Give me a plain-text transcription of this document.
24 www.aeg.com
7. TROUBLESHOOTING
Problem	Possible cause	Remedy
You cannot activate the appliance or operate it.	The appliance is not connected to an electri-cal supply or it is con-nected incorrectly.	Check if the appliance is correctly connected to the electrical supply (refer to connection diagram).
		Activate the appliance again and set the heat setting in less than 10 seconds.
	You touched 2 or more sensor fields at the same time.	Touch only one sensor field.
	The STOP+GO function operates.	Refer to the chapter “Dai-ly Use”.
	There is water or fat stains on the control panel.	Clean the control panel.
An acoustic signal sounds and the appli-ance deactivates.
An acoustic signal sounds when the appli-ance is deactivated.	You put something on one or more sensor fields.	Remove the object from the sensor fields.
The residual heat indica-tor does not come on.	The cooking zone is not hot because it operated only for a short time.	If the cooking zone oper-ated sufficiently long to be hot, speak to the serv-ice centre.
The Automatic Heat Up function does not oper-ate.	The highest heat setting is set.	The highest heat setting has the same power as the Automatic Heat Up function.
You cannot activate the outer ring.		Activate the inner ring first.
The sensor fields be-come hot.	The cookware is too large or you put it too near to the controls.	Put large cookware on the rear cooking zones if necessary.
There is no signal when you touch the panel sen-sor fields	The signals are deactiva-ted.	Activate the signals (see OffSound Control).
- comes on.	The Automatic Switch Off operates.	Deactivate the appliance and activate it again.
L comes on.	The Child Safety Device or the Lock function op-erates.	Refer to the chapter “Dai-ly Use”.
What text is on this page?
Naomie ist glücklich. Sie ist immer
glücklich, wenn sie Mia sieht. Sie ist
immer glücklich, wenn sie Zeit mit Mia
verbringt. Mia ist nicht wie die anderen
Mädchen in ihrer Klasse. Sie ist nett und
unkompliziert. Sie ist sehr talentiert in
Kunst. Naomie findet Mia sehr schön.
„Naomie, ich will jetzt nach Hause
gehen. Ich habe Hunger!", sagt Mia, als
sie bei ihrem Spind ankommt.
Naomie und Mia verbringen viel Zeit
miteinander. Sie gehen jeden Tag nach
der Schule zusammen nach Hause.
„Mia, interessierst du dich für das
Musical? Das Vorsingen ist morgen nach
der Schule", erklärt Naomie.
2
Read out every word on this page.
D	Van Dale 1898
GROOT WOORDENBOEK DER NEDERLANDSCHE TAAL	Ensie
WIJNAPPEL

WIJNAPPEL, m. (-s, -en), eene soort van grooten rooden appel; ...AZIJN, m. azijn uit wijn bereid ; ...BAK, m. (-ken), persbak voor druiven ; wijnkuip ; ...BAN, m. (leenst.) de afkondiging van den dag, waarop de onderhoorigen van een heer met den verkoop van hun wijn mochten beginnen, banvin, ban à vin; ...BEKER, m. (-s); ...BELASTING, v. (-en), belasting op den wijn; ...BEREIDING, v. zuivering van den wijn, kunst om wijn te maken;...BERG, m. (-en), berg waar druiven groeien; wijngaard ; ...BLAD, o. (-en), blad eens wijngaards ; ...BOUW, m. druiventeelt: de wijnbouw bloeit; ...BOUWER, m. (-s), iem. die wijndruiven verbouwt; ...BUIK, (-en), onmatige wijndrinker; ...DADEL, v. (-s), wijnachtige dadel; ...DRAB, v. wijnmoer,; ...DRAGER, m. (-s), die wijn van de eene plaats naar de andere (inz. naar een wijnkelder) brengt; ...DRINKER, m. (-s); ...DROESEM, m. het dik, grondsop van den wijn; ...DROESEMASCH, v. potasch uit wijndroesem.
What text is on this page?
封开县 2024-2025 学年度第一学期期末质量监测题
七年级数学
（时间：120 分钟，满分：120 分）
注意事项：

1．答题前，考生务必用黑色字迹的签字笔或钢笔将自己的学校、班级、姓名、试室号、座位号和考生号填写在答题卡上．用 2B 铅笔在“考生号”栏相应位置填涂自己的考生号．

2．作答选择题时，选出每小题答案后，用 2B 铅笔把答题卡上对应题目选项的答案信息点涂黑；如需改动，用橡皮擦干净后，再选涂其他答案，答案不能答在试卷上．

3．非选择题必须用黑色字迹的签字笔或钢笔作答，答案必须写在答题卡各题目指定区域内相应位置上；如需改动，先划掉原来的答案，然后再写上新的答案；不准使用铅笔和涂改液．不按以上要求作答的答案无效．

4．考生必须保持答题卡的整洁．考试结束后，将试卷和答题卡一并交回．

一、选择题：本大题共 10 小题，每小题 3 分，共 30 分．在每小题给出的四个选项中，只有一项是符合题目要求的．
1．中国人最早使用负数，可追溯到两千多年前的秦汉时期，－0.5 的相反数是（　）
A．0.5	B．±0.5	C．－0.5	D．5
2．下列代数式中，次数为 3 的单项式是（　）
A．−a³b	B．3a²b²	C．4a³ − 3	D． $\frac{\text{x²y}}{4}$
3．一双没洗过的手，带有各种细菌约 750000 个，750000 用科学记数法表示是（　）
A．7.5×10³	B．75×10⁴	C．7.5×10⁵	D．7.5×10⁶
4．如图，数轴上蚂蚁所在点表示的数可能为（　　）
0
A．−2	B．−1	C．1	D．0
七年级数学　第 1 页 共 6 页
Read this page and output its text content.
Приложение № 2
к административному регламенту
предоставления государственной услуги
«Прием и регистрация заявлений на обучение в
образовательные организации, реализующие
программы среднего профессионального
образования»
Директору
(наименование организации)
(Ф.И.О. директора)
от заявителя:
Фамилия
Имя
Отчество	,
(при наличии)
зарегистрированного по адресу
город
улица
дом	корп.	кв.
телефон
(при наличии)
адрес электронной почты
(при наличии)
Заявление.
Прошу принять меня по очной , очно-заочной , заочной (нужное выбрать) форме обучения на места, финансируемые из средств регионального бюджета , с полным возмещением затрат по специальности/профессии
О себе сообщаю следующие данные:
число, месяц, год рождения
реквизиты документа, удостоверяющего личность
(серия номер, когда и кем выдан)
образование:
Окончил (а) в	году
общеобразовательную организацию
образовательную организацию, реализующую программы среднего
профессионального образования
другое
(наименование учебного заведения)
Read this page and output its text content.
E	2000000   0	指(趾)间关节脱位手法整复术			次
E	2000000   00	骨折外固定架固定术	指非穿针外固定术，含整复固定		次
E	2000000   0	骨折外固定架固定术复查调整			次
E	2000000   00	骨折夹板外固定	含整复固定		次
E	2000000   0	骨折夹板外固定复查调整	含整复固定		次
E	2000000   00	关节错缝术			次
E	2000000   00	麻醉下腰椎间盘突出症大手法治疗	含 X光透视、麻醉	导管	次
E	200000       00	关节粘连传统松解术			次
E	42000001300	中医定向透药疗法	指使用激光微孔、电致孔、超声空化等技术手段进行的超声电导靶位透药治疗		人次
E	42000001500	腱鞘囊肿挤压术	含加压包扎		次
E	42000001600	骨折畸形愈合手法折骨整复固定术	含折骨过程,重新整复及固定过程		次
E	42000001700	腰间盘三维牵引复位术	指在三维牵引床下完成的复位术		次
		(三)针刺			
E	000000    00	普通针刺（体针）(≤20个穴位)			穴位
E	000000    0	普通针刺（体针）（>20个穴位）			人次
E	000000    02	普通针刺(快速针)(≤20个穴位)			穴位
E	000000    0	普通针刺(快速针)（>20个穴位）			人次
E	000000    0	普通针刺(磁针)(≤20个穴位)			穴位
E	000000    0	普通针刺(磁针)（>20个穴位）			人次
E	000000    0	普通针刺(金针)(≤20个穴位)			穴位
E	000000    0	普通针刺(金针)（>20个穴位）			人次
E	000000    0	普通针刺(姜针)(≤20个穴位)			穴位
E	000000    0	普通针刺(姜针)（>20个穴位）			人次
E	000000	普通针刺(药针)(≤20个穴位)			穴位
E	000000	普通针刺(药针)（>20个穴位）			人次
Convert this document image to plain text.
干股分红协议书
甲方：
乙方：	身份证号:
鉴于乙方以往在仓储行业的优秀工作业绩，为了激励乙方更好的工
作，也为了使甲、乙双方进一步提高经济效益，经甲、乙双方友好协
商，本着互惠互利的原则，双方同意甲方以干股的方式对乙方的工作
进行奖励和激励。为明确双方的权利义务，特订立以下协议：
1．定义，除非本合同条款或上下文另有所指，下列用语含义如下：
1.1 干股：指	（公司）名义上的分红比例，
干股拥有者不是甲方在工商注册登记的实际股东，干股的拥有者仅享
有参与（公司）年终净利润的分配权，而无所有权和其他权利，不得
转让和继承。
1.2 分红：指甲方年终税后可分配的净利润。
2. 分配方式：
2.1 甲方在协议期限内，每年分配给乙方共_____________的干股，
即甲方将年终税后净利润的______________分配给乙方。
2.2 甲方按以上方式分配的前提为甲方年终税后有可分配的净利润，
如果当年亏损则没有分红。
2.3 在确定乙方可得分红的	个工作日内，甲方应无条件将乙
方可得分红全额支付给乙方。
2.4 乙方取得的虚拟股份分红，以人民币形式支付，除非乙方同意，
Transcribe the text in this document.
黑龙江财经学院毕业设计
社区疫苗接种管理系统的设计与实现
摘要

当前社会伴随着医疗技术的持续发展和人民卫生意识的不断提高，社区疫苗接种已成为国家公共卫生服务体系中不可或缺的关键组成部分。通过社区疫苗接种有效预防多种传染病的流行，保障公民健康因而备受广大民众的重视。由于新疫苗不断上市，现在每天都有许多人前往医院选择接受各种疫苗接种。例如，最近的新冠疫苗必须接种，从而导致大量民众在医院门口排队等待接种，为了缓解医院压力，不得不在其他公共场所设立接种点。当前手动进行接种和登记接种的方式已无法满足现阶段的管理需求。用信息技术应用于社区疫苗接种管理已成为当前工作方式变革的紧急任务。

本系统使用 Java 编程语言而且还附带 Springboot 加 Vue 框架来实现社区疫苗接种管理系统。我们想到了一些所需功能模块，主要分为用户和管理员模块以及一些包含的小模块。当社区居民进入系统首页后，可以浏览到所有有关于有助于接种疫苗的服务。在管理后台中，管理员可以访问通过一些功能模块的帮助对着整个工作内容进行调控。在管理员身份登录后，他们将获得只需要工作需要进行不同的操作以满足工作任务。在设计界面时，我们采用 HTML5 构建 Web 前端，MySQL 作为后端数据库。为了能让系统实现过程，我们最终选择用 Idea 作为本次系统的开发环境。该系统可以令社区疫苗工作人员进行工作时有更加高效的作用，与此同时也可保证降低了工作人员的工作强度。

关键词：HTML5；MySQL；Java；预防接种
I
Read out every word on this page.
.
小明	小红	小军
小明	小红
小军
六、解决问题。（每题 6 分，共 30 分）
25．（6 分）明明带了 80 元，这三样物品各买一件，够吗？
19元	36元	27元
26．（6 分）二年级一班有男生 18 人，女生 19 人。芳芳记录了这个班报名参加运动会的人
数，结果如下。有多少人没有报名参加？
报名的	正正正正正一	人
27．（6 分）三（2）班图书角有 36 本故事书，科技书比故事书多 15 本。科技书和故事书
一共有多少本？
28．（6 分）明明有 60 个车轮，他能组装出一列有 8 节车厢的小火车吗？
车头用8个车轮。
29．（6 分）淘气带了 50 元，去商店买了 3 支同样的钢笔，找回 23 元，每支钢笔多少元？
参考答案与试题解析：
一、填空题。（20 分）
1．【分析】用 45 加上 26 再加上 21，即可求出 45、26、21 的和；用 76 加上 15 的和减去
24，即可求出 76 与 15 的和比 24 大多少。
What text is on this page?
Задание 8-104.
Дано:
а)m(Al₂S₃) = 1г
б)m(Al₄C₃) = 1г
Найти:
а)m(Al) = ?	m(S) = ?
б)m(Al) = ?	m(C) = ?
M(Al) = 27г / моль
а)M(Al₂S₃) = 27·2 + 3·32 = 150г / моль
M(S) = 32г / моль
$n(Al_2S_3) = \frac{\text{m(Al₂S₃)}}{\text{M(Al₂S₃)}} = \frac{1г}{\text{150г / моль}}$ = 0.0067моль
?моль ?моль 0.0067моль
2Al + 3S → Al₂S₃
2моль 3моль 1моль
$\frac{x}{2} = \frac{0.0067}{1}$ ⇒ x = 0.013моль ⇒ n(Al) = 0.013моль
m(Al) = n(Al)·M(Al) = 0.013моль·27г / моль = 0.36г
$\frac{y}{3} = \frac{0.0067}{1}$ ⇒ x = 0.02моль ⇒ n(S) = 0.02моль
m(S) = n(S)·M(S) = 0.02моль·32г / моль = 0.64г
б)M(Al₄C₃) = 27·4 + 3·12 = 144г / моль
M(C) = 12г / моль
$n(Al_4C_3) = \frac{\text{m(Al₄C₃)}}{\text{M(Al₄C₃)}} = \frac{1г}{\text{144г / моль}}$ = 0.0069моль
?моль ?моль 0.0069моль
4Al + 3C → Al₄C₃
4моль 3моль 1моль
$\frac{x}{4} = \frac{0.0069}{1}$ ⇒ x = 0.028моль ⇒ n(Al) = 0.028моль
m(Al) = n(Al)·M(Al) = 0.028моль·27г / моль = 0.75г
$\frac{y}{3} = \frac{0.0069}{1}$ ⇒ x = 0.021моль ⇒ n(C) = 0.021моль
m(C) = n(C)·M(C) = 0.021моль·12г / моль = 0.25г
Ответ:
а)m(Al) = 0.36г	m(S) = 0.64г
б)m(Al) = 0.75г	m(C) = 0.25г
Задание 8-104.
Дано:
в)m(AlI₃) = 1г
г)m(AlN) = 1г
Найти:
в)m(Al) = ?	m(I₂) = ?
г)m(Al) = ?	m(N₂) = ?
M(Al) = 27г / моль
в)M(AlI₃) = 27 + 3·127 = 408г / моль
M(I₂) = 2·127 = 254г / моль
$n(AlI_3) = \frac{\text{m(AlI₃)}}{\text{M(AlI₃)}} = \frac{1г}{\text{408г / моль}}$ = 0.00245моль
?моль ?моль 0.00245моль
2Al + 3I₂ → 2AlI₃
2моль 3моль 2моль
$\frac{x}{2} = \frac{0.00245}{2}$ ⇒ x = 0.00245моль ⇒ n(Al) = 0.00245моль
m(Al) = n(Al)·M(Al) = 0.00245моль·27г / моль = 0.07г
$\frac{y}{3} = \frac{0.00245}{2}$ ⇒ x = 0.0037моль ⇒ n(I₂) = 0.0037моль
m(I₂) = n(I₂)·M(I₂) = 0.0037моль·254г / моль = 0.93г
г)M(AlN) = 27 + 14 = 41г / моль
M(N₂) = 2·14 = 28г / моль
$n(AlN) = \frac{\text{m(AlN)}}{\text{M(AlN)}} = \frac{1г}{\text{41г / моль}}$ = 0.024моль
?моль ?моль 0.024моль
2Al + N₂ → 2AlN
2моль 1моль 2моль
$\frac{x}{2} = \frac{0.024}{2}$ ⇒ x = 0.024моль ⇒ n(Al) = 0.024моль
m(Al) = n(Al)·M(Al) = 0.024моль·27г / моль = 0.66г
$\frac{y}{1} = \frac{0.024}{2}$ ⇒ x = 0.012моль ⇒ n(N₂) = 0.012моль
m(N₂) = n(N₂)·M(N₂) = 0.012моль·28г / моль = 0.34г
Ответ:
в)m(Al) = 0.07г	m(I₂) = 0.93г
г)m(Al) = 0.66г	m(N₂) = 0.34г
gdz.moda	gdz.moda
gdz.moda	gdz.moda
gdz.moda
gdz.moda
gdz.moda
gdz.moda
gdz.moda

Written instruction » Show each line of the listing that holds the string "acoustic".

Finished exercise »
An acoustic signal sounds and the appli-ance deactivates.
An acoustic signal sounds when the appli-ance is deactivated.	You put something on one or more sensor fields.	Remove the object from the sensor fields.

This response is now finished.